Report, word for word, every line of the material that contains "Flyttningsnetto".

----------------------------------------

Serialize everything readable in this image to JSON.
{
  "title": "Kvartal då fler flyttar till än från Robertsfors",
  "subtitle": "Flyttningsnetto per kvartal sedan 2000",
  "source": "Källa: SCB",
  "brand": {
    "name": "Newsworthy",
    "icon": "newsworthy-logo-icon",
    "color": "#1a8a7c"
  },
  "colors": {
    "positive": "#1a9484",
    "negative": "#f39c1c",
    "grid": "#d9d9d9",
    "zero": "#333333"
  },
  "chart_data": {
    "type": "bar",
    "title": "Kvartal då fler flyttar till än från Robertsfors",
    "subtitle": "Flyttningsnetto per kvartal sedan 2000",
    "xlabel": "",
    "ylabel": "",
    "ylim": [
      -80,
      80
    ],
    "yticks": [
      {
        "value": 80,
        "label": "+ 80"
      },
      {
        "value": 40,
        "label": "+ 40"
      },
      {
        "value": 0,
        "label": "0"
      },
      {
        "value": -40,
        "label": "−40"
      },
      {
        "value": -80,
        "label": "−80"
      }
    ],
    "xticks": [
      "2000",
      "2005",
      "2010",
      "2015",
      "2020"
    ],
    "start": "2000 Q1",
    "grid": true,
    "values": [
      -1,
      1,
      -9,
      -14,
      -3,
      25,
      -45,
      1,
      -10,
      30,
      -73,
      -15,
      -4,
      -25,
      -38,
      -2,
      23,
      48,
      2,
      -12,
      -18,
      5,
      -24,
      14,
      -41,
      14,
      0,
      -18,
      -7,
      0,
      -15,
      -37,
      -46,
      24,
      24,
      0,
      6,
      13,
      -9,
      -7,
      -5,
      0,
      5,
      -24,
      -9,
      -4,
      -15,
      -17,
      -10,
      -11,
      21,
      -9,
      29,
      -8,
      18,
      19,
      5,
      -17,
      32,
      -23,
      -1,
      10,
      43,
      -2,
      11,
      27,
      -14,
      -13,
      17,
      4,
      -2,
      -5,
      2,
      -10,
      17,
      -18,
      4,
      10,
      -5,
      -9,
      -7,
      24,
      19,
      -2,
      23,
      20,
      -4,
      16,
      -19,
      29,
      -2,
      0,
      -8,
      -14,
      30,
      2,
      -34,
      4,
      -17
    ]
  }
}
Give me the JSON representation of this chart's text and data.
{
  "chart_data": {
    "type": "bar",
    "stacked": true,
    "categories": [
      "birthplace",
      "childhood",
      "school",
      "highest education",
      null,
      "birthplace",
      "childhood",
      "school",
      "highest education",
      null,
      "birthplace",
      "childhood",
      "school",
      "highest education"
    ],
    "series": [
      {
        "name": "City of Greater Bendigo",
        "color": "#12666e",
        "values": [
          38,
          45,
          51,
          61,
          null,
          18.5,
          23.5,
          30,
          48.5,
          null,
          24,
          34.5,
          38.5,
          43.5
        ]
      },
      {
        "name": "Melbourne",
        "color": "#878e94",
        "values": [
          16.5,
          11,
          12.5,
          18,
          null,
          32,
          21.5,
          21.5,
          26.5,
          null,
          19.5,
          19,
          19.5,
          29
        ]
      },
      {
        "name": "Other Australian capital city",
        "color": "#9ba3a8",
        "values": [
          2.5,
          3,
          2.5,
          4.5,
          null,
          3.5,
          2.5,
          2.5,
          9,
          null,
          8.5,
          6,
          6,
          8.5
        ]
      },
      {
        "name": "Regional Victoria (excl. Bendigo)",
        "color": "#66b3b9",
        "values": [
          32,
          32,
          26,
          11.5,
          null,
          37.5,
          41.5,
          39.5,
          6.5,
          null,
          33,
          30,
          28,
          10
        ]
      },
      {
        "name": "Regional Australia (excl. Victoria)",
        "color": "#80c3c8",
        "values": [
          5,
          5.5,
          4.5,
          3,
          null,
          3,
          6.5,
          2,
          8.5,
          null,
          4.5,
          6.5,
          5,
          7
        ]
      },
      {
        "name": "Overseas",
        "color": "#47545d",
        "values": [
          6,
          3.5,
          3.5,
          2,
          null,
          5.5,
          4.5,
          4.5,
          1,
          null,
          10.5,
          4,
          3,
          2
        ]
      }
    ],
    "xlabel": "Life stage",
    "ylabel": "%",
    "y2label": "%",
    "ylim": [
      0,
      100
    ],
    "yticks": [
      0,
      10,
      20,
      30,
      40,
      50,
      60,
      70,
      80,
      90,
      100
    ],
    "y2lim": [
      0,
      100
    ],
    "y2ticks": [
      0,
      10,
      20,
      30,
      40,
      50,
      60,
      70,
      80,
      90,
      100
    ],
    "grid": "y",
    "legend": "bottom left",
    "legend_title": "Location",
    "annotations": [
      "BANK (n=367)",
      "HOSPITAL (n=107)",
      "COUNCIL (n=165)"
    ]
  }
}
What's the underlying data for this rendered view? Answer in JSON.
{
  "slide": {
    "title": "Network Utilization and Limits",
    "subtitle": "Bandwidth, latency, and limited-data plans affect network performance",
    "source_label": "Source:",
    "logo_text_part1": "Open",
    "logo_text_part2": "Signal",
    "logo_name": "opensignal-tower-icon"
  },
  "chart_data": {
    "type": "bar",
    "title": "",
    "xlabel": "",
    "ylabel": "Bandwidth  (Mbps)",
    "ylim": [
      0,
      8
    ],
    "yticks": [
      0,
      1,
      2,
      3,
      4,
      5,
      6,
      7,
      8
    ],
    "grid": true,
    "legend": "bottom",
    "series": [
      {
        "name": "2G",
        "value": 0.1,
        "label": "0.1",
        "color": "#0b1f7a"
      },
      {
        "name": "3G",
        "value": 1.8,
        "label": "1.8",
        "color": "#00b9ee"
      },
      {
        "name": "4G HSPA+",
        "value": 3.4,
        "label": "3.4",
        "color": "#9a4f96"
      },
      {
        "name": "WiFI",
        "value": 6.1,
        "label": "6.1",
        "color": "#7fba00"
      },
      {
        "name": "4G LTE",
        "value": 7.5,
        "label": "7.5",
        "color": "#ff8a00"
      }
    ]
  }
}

----------------------------------------

◆ **Answer to the task**:
  "subtitle": "Flyttningsnetto per kvartal sedan 2000",
    "subtitle": "Flyttningsnetto per kvartal sedan 2000",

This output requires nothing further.